▶ Items from a figure collection:

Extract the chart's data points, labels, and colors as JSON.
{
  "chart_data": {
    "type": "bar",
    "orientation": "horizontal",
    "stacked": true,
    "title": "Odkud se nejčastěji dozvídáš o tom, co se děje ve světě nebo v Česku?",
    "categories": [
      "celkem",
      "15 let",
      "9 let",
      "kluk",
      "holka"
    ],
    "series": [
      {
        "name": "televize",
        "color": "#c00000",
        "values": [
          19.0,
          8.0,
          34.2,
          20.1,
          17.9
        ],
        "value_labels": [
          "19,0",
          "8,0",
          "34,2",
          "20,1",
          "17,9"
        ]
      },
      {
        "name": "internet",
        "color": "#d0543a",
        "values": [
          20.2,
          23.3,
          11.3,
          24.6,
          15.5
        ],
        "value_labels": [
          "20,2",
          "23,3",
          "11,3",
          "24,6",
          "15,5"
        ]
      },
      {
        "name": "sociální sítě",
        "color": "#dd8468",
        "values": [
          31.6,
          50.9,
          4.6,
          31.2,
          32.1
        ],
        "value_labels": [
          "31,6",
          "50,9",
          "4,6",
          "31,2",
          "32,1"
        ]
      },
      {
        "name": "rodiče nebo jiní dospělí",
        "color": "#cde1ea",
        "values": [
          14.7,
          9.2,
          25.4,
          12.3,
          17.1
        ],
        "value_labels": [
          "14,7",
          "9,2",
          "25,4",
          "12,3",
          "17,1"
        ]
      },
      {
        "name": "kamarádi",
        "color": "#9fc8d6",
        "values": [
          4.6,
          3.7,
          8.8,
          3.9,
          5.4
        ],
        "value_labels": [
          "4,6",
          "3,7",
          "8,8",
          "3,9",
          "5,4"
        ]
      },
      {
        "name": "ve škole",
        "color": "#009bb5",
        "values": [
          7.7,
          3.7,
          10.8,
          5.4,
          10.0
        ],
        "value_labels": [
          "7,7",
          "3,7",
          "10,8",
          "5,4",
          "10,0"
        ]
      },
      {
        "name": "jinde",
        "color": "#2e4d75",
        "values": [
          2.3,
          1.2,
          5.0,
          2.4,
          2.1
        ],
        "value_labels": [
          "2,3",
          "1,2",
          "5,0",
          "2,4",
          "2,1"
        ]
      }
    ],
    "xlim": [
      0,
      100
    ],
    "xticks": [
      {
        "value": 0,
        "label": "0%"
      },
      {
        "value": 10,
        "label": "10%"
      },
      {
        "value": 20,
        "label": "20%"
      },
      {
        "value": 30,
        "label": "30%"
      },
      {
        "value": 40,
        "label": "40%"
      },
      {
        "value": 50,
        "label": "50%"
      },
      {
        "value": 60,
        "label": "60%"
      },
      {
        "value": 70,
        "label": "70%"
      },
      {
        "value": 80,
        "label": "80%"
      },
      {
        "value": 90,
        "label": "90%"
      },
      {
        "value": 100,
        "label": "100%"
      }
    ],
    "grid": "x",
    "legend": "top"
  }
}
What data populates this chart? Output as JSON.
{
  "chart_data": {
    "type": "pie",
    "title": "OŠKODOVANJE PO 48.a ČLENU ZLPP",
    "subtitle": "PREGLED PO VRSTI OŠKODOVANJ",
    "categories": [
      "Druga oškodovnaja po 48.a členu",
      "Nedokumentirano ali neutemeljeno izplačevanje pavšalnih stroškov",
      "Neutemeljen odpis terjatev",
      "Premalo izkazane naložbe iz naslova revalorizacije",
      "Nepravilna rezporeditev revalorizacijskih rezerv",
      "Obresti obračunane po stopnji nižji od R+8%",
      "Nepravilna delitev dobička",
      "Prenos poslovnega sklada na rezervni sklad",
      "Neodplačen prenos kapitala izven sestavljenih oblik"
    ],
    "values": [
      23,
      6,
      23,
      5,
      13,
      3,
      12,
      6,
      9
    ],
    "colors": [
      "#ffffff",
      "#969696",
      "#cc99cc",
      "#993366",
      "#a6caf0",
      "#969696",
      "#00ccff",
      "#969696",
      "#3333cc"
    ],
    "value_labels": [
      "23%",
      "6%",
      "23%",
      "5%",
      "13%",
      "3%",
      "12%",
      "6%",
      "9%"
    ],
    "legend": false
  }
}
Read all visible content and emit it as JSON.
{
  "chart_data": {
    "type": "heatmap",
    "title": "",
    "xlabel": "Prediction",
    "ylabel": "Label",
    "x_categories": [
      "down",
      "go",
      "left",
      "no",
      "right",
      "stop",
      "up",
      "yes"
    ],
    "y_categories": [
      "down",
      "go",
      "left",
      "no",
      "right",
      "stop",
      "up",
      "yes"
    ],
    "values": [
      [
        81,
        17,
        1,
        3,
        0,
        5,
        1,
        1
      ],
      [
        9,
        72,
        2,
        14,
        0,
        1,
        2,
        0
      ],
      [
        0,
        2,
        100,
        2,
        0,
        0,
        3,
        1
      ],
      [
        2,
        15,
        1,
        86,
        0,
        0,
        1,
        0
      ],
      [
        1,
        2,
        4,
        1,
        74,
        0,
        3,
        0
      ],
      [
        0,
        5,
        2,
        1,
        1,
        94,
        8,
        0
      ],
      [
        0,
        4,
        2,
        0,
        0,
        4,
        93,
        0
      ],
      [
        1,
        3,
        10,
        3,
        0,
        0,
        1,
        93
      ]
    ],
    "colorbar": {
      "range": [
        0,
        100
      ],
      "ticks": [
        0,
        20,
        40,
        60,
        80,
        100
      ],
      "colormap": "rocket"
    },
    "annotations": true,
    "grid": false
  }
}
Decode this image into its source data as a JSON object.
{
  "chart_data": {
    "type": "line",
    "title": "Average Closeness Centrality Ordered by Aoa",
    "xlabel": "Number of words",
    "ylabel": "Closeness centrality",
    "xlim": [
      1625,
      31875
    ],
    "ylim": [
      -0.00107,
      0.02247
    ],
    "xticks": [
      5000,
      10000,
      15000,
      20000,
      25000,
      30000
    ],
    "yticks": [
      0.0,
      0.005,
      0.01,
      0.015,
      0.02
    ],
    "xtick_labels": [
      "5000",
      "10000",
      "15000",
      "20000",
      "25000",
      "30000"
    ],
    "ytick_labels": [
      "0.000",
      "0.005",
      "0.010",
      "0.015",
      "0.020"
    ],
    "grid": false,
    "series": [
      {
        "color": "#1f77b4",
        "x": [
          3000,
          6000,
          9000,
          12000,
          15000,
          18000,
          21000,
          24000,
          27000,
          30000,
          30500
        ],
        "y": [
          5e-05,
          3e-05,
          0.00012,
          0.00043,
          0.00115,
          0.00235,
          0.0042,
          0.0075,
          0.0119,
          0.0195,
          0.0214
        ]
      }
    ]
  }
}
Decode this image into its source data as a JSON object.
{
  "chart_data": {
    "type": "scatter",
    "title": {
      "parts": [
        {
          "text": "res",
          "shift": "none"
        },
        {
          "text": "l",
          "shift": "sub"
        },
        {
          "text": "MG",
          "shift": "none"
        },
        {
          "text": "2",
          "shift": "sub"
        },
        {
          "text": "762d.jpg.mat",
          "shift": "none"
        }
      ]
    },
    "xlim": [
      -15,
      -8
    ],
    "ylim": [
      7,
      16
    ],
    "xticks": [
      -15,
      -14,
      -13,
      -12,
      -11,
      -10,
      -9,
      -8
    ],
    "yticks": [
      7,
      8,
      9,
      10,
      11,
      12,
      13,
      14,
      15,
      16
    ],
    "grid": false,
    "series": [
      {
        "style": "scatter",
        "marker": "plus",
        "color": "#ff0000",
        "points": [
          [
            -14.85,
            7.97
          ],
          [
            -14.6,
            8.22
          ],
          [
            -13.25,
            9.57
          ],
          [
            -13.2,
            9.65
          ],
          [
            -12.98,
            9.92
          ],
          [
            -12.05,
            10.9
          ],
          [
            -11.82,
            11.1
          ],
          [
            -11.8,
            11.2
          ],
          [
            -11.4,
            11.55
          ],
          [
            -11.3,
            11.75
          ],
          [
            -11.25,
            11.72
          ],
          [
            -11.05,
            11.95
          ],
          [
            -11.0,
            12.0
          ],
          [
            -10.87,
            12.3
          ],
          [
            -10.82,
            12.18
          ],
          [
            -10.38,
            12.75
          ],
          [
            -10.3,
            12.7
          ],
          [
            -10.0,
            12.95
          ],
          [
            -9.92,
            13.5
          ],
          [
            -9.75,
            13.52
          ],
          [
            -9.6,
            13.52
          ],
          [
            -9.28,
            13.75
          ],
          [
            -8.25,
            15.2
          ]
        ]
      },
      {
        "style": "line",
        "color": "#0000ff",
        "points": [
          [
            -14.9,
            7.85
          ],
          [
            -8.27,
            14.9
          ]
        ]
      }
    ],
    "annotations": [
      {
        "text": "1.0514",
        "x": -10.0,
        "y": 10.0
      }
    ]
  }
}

▶ Written task: Among the lines above, determine how many hold the word "text"; report the figure alone.

▶ Full solution: 6